- Education: Stanford University Harvard University
- Scientific career
- Workplaces: Franklin Resources Stanford University SRI International

= Mariann Byerwalter =

American businesswoman

Mariann Byerwalter is Chairman of the Board of Directors of Pacific Life Insurance Company, where she has been a director since 2005. Byerwalter is the Lead Independent Director of Franklin Resources Inc., and has served as a director since 2015. She was Interim President and CEO of Stanford Hospital and Clinics from January 2016 to July 2016. She served on the Board of Directors at Stanford Hospital and Clinics (now Stanford HealthCare) from 1999 through 2024 and was Chairman of the Board of Directors from 2006 through 2013.

Byerwalter served as Chairman of the Board at SRI International from 2014 to 2020, and as a director from 1997 through December 2023. She served three terms on the Stanford University Board of Trustees between 1992 and 2012. Byerwalter served on the Board of Directors of Lucile Packard Children's Hospital from 1994 until 1996, and from 2000 through 2023. She was a Trustee for SchwabFunds from 2000 to 2015, chairing the Governance Committee for four years, and has served on several other private, public and non-profit boards over the last three decades.

Byerwalter was Chief Financial Officer and Vice President for Business Affairs of Stanford University from 1996 to 2000, and Special Assistant to the President through 2001. Prior to this, she was co-founder and partner of America First Financial Corporation, which raised funds to purchase and turn-around failed savings and loans from the government. Byerwalter was the Chief Operating Officer, Chief Financial Officer and a Director of AmericaFirst Eureka Holdings, the holding company for EurekaBank, a publicly traded institution. She was the Chief Financial Officer of EurekaBank from 1993 to 1996, and was a member of the EurekaBank Board of Directors from 1988 until the company was sold to Bay View Capital in 1998.

RECORDS SUPPLIED

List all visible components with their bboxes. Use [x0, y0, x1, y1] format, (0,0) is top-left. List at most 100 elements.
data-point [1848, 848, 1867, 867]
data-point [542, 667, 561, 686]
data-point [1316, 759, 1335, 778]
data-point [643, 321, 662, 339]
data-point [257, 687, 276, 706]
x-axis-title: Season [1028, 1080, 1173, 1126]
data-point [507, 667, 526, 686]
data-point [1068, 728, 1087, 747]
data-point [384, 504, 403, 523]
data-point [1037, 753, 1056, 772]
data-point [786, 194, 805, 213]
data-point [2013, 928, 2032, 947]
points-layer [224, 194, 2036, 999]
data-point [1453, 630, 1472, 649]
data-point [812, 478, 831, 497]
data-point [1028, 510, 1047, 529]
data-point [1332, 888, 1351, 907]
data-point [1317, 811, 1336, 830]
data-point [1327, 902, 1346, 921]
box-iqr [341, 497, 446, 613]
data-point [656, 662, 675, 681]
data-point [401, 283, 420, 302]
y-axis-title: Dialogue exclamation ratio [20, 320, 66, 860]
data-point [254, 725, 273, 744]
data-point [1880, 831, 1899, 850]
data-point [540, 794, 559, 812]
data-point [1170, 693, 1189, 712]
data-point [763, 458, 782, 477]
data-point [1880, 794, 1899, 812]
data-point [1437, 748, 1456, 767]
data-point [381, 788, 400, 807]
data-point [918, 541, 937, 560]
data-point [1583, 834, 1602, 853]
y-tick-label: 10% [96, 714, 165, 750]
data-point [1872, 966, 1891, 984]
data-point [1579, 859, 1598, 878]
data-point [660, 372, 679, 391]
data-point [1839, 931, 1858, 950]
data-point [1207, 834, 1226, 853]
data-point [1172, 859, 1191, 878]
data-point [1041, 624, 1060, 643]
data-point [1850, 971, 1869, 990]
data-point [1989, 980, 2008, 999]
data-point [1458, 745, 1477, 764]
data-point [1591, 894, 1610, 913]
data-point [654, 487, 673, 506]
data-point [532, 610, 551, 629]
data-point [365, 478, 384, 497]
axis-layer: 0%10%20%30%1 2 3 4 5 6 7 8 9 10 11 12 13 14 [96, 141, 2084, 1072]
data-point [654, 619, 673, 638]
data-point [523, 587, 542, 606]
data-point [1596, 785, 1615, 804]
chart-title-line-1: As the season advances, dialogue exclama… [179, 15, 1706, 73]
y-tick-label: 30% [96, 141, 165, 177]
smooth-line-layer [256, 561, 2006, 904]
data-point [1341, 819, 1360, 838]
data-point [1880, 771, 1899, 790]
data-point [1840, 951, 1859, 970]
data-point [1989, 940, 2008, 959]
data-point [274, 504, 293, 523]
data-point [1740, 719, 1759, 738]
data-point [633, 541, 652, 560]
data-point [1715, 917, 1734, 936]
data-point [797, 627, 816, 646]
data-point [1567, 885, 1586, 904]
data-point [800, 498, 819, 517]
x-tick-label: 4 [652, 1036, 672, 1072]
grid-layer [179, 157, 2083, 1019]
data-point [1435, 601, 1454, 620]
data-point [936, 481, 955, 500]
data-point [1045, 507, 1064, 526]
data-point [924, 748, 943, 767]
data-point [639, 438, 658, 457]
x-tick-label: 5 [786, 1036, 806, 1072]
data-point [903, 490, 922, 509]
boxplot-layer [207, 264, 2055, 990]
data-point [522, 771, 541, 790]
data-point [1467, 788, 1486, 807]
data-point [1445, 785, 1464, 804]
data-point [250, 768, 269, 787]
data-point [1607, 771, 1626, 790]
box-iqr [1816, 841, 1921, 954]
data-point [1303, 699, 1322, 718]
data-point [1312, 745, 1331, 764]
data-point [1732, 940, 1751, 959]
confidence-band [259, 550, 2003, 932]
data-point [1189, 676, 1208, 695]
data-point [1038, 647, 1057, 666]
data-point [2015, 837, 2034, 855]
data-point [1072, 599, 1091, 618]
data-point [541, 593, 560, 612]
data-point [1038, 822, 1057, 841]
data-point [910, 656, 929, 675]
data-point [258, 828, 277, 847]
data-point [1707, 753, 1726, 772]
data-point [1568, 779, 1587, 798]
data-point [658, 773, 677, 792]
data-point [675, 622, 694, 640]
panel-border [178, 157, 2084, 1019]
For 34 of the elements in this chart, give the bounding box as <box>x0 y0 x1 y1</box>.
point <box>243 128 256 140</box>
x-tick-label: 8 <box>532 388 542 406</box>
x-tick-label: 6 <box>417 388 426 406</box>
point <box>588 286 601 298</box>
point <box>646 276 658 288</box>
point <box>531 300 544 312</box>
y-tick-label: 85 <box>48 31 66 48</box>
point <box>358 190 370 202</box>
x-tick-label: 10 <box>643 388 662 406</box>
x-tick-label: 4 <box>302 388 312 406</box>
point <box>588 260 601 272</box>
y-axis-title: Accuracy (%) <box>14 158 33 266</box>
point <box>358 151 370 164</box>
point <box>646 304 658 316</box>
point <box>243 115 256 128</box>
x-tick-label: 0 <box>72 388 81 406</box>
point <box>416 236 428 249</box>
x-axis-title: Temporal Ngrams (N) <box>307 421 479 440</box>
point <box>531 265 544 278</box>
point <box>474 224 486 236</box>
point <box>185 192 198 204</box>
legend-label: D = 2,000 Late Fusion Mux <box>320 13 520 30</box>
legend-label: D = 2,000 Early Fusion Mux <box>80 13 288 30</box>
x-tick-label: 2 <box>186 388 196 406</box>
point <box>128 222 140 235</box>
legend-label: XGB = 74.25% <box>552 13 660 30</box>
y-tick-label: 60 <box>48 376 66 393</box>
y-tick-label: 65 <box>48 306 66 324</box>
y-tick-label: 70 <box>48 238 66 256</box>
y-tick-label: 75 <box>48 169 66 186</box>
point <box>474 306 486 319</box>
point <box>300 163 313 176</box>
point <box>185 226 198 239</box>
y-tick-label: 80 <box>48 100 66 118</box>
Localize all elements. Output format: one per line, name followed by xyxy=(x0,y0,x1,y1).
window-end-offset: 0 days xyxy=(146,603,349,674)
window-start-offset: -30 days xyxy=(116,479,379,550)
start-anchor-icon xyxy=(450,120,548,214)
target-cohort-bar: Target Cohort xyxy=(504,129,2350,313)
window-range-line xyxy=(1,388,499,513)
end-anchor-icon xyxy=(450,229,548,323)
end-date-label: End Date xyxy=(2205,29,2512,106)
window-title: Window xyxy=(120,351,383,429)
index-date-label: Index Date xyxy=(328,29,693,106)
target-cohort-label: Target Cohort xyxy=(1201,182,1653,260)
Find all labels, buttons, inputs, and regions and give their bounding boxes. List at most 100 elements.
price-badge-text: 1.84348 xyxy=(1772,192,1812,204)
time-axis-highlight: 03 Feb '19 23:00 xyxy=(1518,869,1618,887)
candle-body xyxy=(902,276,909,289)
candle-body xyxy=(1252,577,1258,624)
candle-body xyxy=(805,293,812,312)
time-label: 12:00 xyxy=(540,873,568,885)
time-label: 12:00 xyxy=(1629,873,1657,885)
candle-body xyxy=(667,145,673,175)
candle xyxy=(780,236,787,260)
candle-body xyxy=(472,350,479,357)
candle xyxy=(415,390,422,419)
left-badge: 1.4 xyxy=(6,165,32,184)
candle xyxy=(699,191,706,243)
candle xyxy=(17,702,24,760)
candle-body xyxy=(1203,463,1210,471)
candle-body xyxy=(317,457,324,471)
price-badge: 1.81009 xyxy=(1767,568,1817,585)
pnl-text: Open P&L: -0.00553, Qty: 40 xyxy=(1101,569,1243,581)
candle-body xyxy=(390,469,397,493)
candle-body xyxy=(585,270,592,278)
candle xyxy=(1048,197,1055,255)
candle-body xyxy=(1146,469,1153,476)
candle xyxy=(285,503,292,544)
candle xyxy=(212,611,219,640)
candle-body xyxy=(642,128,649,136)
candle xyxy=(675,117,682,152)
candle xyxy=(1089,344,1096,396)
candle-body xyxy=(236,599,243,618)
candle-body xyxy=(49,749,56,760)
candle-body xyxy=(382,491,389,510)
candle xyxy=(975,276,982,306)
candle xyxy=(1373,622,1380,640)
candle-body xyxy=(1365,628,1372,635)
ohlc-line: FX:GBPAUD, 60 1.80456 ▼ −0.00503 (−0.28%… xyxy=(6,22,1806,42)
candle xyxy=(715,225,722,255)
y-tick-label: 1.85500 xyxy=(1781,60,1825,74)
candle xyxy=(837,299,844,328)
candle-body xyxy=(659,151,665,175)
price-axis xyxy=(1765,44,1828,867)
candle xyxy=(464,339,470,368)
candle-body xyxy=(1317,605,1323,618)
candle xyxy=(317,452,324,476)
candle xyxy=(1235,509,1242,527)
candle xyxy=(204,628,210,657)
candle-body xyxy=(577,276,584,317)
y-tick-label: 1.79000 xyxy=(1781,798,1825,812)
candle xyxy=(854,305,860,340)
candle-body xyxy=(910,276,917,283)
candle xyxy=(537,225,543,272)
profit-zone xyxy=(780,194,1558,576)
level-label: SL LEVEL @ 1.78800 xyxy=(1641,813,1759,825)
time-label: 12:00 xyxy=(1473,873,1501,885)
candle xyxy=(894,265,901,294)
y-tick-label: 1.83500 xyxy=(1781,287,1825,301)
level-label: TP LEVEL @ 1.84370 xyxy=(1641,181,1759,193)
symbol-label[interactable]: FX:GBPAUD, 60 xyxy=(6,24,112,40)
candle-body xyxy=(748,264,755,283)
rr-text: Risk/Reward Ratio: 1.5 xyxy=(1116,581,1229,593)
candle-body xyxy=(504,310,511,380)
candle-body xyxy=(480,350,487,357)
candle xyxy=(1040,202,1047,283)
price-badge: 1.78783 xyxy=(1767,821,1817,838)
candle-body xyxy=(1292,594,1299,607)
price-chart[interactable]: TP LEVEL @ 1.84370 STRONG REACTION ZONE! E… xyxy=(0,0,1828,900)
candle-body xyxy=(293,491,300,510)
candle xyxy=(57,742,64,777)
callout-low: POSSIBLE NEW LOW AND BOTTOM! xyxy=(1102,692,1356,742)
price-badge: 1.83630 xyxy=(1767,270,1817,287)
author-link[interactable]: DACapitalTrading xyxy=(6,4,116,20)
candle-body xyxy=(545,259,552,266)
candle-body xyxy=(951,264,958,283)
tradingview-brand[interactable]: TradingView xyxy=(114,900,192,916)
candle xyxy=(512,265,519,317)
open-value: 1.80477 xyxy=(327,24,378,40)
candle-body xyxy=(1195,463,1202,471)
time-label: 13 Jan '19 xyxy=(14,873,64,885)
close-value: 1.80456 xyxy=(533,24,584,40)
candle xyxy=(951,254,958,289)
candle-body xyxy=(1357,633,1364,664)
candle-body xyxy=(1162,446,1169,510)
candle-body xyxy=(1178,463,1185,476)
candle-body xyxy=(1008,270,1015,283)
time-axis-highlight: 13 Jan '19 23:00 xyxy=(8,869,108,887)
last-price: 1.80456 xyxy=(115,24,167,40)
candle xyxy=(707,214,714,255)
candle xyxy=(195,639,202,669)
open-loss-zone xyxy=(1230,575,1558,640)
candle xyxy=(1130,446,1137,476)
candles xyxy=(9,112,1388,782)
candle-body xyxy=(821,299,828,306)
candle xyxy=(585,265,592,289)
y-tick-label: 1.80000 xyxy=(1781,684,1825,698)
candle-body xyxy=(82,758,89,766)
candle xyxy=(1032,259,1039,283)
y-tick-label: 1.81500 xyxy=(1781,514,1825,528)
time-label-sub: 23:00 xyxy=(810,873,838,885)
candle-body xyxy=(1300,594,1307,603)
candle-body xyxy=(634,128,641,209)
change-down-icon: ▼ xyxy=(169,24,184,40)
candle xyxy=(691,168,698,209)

REQUIREMENT
Continue the biography of Mariann Byerwalter from its final sentence.

YOUR RESPONSE
==Education==
Before earning her Masters Degree in Business Administration (MBA) from Harvard Business School in 1984, Byerwalter earned a Bachelors Degree in Economics and Political Science/Public Policy from Stanford University in 1982. She was elected as one of Stanford’s student body presidents from 1981 – 1982. At commencement, she was the recipient of the Chancellor JE Wallace Sterling Award.

==Awards==
Byerwalter was selected as an Outstanding Director for 2014 by the San Francisco Business Times and Silicon Valley Business Journal. She was named a Distinguished Honoree for the 2014 Harvard Business School “50 Years of Women at HBS” gala. She was recognized in the San Francisco Business Times’ “Most Influential Business Women in the Bay Area” for 2001, 2002, and 2017 and received the 1998 Financial Woman of the Year Award from the Financial Women’s Association of San Francisco.

Byerwalter received the 2015 Stanford University Gold Spike Award, one of the University’s highest honors for exceptional volunteer service and leadership. She was also awarded the 2015 Stanford Medical School’s Dean’s Medal, given to individuals whose scientific, medical, humanitarian or other contributions have significantly advanced the mission of Stanford Medicine.